_WHAT NEEDS TO BE DONE_
Each line below should be retyped exactly, with no pictures.
···
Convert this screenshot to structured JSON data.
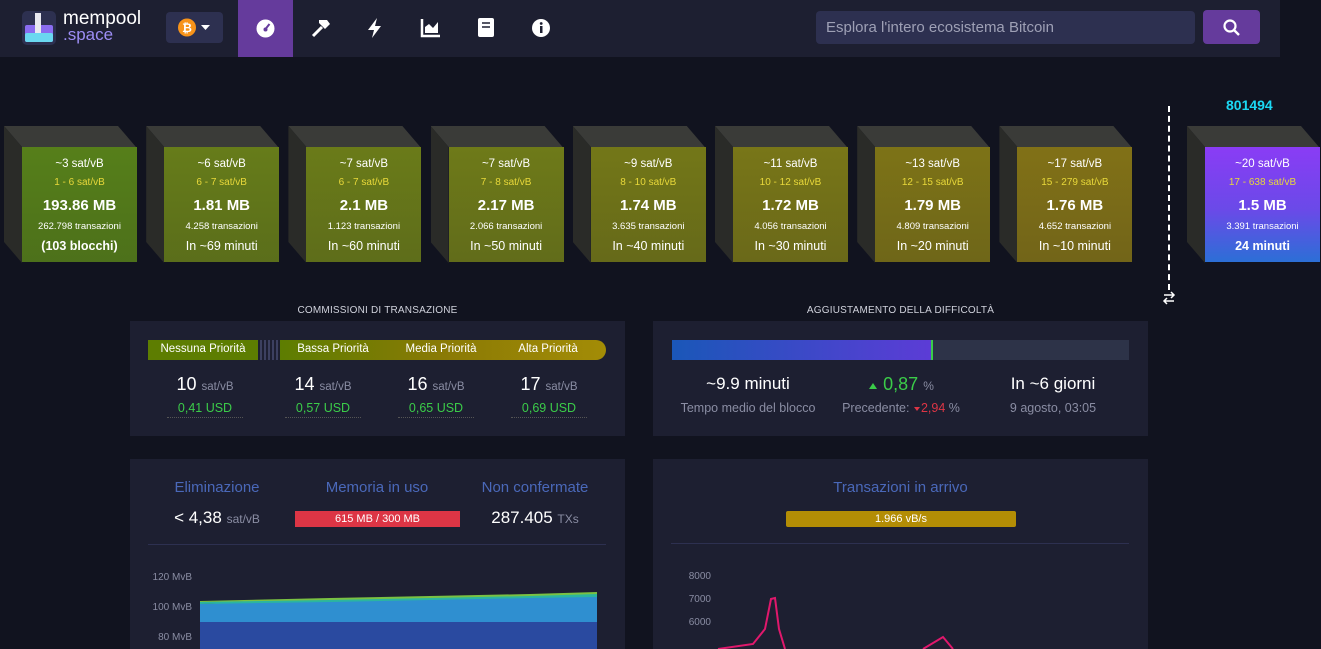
{
  "header": {
    "logo_top": "mempool",
    "logo_bottom": ".space",
    "search_placeholder": "Esplora l'intero ecosistema Bitcoin"
  },
  "mempool_blocks": [
    {
      "fee": "~3 sat/vB",
      "range": "1 - 6 sat/vB",
      "size": "193.86 MB",
      "txs": "262.798 transazioni",
      "eta": "(103 blocchi)"
    },
    {
      "fee": "~6 sat/vB",
      "range": "6 - 7 sat/vB",
      "size": "1.81 MB",
      "txs": "4.258 transazioni",
      "eta": "In ~69 minuti"
    },
    {
      "fee": "~7 sat/vB",
      "range": "6 - 7 sat/vB",
      "size": "2.1 MB",
      "txs": "1.123 transazioni",
      "eta": "In ~60 minuti"
    },
    {
      "fee": "~7 sat/vB",
      "range": "7 - 8 sat/vB",
      "size": "2.17 MB",
      "txs": "2.066 transazioni",
      "eta": "In ~50 minuti"
    },
    {
      "fee": "~9 sat/vB",
      "range": "8 - 10 sat/vB",
      "size": "1.74 MB",
      "txs": "3.635 transazioni",
      "eta": "In ~40 minuti"
    },
    {
      "fee": "~11 sat/vB",
      "range": "10 - 12 sat/vB",
      "size": "1.72 MB",
      "txs": "4.056 transazioni",
      "eta": "In ~30 minuti"
    },
    {
      "fee": "~13 sat/vB",
      "range": "12 - 15 sat/vB",
      "size": "1.79 MB",
      "txs": "4.809 transazioni",
      "eta": "In ~20 minuti"
    },
    {
      "fee": "~17 sat/vB",
      "range": "15 - 279 sat/vB",
      "size": "1.76 MB",
      "txs": "4.652 transazioni",
      "eta": "In ~10 minuti"
    }
  ],
  "mined_block": {
    "height": "801494",
    "fee": "~20 sat/vB",
    "range": "17 - 638 sat/vB",
    "size": "1.5 MB",
    "txs": "3.391 transazioni",
    "eta": "24 minuti"
  },
  "fees": {
    "title": "COMMISSIONI DI TRANSAZIONE",
    "tiers": [
      {
        "label": "Nessuna Priorità",
        "value": "10",
        "unit": "sat/vB",
        "usd": "0,41 USD"
      },
      {
        "label": "Bassa Priorità",
        "value": "14",
        "unit": "sat/vB",
        "usd": "0,57 USD"
      },
      {
        "label": "Media Priorità",
        "value": "16",
        "unit": "sat/vB",
        "usd": "0,65 USD"
      },
      {
        "label": "Alta Priorità",
        "value": "17",
        "unit": "sat/vB",
        "usd": "0,69 USD"
      }
    ]
  },
  "difficulty": {
    "title": "AGGIUSTAMENTO DELLA DIFFICOLTÀ",
    "avg_time": "~9.9 minuti",
    "avg_time_label": "Tempo medio del blocco",
    "change": "0,87",
    "change_unit": "%",
    "previous_label": "Precedente:",
    "previous": "2,94",
    "previous_unit": "%",
    "eta": "In ~6 giorni",
    "eta_date": "9 agosto, 03:05"
  },
  "mempool_stats": {
    "purging_label": "Eliminazione",
    "purging": "< 4,38",
    "purging_unit": "sat/vB",
    "memory_label": "Memoria in uso",
    "memory": "615 MB / 300 MB",
    "unconfirmed_label": "Non confermate",
    "unconfirmed": "287.405",
    "unconfirmed_unit": "TXs",
    "chart_ticks": [
      "120 MvB",
      "100 MvB",
      "80 MvB"
    ]
  },
  "incoming": {
    "title": "Transazioni in arrivo",
    "rate": "1.966 vB/s",
    "chart_ticks": [
      "8000",
      "7000",
      "6000"
    ]
  }
}
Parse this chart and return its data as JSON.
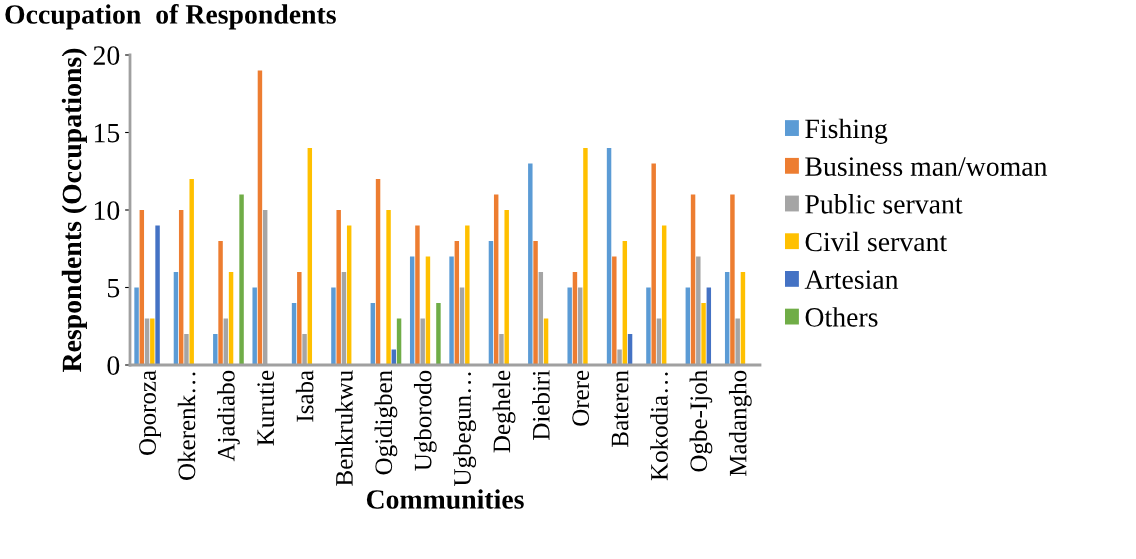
{
  "chart_data": {
    "type": "bar",
    "title": "Occupation  of Respondents",
    "xlabel": "Communities",
    "ylabel": "Respondents (Occupations)",
    "categories": [
      "Oporoza",
      "Okerenk…",
      "Ajadiabo",
      "Kurutie",
      "Isaba",
      "Benkrukwu",
      "Ogidigben",
      "Ugborodo",
      "Ugbegun…",
      "Deghele",
      "Diebiri",
      "Orere",
      "Bateren",
      "Kokodia…",
      "Ogbe-Ijoh",
      "Madangho"
    ],
    "series": [
      {
        "name": "Fishing",
        "color": "#5b9bd5",
        "values": [
          5,
          6,
          2,
          5,
          4,
          5,
          4,
          7,
          7,
          8,
          13,
          5,
          14,
          5,
          5,
          6
        ]
      },
      {
        "name": "Business man/woman",
        "color": "#ed7d31",
        "values": [
          10,
          10,
          8,
          19,
          6,
          10,
          12,
          9,
          8,
          11,
          8,
          6,
          7,
          13,
          11,
          11
        ]
      },
      {
        "name": "Public servant",
        "color": "#a5a5a5",
        "values": [
          3,
          2,
          3,
          10,
          2,
          6,
          0,
          3,
          5,
          2,
          6,
          5,
          1,
          3,
          7,
          3
        ]
      },
      {
        "name": "Civil servant",
        "color": "#ffc000",
        "values": [
          3,
          12,
          6,
          0,
          14,
          9,
          10,
          7,
          9,
          10,
          3,
          14,
          8,
          9,
          4,
          6
        ]
      },
      {
        "name": "Artesian",
        "color": "#4472c4",
        "values": [
          9,
          0,
          0,
          0,
          0,
          0,
          1,
          0,
          0,
          0,
          0,
          0,
          2,
          0,
          5,
          0
        ]
      },
      {
        "name": "Others",
        "color": "#70ad47",
        "values": [
          0,
          0,
          11,
          0,
          0,
          0,
          3,
          4,
          0,
          0,
          0,
          0,
          0,
          0,
          0,
          0
        ]
      }
    ],
    "ylim": [
      0,
      20
    ],
    "yticks": [
      0,
      5,
      10,
      15,
      20
    ],
    "grid": false,
    "legend": "right"
  }
}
···
_OUTPUT_
Convert this screenshot to structured JSON data.
{
  "header": {
    "logo_top": "mempool",
    "logo_bottom": ".space",
    "search_placeholder": "Esplora l'intero ecosistema Bitcoin"
  },
  "mempool_blocks": [
    {
      "fee": "~3 sat/vB",
      "range": "1 - 6 sat/vB",
      "size": "193.86 MB",
      "txs": "262.798 transazioni",
      "eta": "(103 blocchi)"
    },
    {
      "fee": "~6 sat/vB",
      "range": "6 - 7 sat/vB",
      "size": "1.81 MB",
      "txs": "4.258 transazioni",
      "eta": "In ~69 minuti"
    },
    {
      "fee": "~7 sat/vB",
      "range": "6 - 7 sat/vB",
      "size": "2.1 MB",
      "txs": "1.123 transazioni",
      "eta": "In ~60 minuti"
    },
    {
      "fee": "~7 sat/vB",
      "range": "7 - 8 sat/vB",
      "size": "2.17 MB",
      "txs": "2.066 transazioni",
      "eta": "In ~50 minuti"
    },
    {
      "fee": "~9 sat/vB",
      "range": "8 - 10 sat/vB",
      "size": "1.74 MB",
      "txs": "3.635 transazioni",
      "eta": "In ~40 minuti"
    },
    {
      "fee": "~11 sat/vB",
      "range": "10 - 12 sat/vB",
      "size": "1.72 MB",
      "txs": "4.056 transazioni",
      "eta": "In ~30 minuti"
    },
    {
      "fee": "~13 sat/vB",
      "range": "12 - 15 sat/vB",
      "size": "1.79 MB",
      "txs": "4.809 transazioni",
      "eta": "In ~20 minuti"
    },
    {
      "fee": "~17 sat/vB",
      "range": "15 - 279 sat/vB",
      "size": "1.76 MB",
      "txs": "4.652 transazioni",
      "eta": "In ~10 minuti"
    }
  ],
  "mined_block": {
    "height": "801494",
    "fee": "~20 sat/vB",
    "range": "17 - 638 sat/vB",
    "size": "1.5 MB",
    "txs": "3.391 transazioni",
    "eta": "24 minuti"
  },
  "fees": {
    "title": "COMMISSIONI DI TRANSAZIONE",
    "tiers": [
      {
        "label": "Nessuna Priorità",
        "value": "10",
        "unit": "sat/vB",
        "usd": "0,41 USD"
      },
      {
        "label": "Bassa Priorità",
        "value": "14",
        "unit": "sat/vB",
        "usd": "0,57 USD"
      },
      {
        "label": "Media Priorità",
        "value": "16",
        "unit": "sat/vB",
        "usd": "0,65 USD"
      },
      {
        "label": "Alta Priorità",
        "value": "17",
        "unit": "sat/vB",
        "usd": "0,69 USD"
      }
    ]
  },
  "difficulty": {
    "title": "AGGIUSTAMENTO DELLA DIFFICOLTÀ",
    "avg_time": "~9.9 minuti",
    "avg_time_label": "Tempo medio del blocco",
    "change": "0,87",
    "change_unit": "%",
    "previous_label": "Precedente:",
    "previous": "2,94",
    "previous_unit": "%",
    "eta": "In ~6 giorni",
    "eta_date": "9 agosto, 03:05"
  },
  "mempool_stats": {
    "purging_label": "Eliminazione",
    "purging": "< 4,38",
    "purging_unit": "sat/vB",
    "memory_label": "Memoria in uso",
    "memory": "615 MB / 300 MB",
    "unconfirmed_label": "Non confermate",
    "unconfirmed": "287.405",
    "unconfirmed_unit": "TXs",
    "chart_ticks": [
      "120 MvB",
      "100 MvB",
      "80 MvB"
    ]
  },
  "incoming": {
    "title": "Transazioni in arrivo",
    "rate": "1.966 vB/s",
    "chart_ticks": [
      "8000",
      "7000",
      "6000"
    ]
  }
}
Parse this chart and return its data as JSON.
{
  "chart_data": {
    "type": "bar",
    "title": "Occupation  of Respondents",
    "xlabel": "Communities",
    "ylabel": "Respondents (Occupations)",
    "categories": [
      "Oporoza",
      "Okerenk…",
      "Ajadiabo",
      "Kurutie",
      "Isaba",
      "Benkrukwu",
      "Ogidigben",
      "Ugborodo",
      "Ugbegun…",
      "Deghele",
      "Diebiri",
      "Orere",
      "Bateren",
      "Kokodia…",
      "Ogbe-Ijoh",
      "Madangho"
    ],
    "series": [
      {
        "name": "Fishing",
        "color": "#5b9bd5",
        "values": [
          5,
          6,
          2,
          5,
          4,
          5,
          4,
          7,
          7,
          8,
          13,
          5,
          14,
          5,
          5,
          6
        ]
      },
      {
        "name": "Business man/woman",
        "color": "#ed7d31",
        "values": [
          10,
          10,
          8,
          19,
          6,
          10,
          12,
          9,
          8,
          11,
          8,
          6,
          7,
          13,
          11,
          11
        ]
      },
      {
        "name": "Public servant",
        "color": "#a5a5a5",
        "values": [
          3,
          2,
          3,
          10,
          2,
          6,
          0,
          3,
          5,
          2,
          6,
          5,
          1,
          3,
          7,
          3
        ]
      },
      {
        "name": "Civil servant",
        "color": "#ffc000",
        "values": [
          3,
          12,
          6,
          0,
          14,
          9,
          10,
          7,
          9,
          10,
          3,
          14,
          8,
          9,
          4,
          6
        ]
      },
      {
        "name": "Artesian",
        "color": "#4472c4",
        "values": [
          9,
          0,
          0,
          0,
          0,
          0,
          1,
          0,
          0,
          0,
          0,
          0,
          2,
          0,
          5,
          0
        ]
      },
      {
        "name": "Others",
        "color": "#70ad47",
        "values": [
          0,
          0,
          11,
          0,
          0,
          0,
          3,
          4,
          0,
          0,
          0,
          0,
          0,
          0,
          0,
          0
        ]
      }
    ],
    "ylim": [
      0,
      20
    ],
    "yticks": [
      0,
      5,
      10,
      15,
      20
    ],
    "grid": false,
    "legend": "right"
  }
}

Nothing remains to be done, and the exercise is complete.